SHORT TASK: Scan the data that follows and count the lines with the string "JSON"; answer with the count alone.

GIVEN INFORMATION:
........

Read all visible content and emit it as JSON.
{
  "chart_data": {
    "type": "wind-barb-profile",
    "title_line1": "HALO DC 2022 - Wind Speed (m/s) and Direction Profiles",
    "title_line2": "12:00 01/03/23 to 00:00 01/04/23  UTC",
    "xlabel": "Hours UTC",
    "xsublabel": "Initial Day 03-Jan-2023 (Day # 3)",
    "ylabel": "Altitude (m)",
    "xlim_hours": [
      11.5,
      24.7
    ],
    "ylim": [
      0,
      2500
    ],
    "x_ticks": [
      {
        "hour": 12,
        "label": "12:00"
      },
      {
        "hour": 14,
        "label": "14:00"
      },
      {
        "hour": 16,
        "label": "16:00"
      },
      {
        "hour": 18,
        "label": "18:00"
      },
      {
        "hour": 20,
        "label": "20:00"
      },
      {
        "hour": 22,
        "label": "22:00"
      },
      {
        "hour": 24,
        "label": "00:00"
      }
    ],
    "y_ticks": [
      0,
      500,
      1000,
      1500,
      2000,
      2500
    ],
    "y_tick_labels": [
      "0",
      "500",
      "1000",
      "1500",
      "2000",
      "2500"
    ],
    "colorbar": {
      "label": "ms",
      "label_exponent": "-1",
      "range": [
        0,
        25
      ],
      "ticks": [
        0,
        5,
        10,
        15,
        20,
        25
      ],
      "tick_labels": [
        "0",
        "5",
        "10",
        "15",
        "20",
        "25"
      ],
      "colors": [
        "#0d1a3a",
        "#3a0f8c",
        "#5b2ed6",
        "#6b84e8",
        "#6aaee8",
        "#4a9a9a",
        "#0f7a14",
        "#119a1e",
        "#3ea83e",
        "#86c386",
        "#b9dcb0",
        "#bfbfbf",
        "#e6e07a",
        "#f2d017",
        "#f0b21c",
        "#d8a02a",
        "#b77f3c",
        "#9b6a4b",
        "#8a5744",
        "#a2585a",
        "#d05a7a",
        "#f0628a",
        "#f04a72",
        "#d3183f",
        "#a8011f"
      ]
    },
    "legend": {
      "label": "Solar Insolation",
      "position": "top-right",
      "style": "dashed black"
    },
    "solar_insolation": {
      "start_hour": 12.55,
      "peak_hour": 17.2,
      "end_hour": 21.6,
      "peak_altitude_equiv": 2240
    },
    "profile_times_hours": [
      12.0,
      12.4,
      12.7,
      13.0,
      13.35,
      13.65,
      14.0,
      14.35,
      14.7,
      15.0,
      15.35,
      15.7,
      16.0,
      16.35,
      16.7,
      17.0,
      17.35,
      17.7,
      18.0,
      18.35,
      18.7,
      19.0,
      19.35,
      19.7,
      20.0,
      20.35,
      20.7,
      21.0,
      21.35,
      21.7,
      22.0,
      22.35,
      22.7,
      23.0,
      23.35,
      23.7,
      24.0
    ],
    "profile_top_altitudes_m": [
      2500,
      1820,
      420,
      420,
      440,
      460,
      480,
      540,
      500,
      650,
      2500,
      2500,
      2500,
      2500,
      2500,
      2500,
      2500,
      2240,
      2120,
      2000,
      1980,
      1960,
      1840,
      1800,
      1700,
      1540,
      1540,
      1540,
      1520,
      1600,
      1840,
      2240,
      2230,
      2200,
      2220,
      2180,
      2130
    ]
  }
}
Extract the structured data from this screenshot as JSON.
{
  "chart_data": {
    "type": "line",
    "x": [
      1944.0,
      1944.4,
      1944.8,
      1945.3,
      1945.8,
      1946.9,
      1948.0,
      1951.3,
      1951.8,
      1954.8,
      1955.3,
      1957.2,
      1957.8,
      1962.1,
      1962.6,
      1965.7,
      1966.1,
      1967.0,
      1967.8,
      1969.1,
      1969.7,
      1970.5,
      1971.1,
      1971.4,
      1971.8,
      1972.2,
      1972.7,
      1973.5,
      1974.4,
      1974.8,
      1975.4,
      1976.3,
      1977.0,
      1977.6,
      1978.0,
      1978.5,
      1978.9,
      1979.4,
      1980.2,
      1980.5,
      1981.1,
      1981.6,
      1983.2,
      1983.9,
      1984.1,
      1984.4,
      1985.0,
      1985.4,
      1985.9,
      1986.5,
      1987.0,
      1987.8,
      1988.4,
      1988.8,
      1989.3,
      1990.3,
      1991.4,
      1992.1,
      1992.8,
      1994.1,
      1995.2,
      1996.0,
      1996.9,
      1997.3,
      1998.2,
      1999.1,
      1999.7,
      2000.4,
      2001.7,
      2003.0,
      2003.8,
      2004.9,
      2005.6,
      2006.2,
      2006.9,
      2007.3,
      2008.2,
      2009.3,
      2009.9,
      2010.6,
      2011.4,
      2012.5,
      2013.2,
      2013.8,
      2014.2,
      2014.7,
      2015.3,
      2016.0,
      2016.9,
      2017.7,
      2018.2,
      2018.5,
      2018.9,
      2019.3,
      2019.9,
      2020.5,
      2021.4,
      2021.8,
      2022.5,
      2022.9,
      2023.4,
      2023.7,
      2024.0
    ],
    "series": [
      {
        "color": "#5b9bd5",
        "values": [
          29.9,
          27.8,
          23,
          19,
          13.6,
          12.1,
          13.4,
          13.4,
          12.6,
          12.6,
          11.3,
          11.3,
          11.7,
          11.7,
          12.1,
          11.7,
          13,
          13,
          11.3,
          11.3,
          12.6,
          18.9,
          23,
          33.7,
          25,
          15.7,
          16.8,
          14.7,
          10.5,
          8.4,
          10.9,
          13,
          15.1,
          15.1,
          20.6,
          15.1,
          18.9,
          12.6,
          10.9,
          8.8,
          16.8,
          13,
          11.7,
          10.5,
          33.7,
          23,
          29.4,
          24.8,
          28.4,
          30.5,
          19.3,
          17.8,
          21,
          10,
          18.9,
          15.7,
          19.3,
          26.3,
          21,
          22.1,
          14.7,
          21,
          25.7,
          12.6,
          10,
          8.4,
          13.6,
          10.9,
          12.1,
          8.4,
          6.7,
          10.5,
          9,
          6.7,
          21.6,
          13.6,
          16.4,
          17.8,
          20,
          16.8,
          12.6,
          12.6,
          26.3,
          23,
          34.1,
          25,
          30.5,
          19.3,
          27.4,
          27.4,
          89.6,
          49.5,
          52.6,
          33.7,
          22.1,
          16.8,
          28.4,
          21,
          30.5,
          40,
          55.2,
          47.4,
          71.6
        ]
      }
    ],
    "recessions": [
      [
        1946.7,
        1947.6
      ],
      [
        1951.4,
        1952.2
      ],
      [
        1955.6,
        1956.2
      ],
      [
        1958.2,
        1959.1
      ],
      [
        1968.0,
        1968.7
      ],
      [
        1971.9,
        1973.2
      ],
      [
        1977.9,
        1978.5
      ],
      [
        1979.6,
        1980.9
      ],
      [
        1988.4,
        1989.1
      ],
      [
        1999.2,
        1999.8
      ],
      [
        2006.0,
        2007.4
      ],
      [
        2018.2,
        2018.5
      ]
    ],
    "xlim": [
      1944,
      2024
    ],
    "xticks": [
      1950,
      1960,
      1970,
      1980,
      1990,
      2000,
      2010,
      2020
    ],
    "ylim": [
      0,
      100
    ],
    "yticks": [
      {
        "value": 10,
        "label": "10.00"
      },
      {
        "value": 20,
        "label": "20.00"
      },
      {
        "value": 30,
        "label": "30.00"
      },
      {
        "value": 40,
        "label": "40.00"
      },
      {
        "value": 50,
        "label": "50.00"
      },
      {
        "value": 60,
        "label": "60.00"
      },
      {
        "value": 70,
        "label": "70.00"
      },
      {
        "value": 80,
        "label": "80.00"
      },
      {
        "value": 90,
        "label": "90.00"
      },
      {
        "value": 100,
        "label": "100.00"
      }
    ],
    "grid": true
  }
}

........

RESPONSE: 2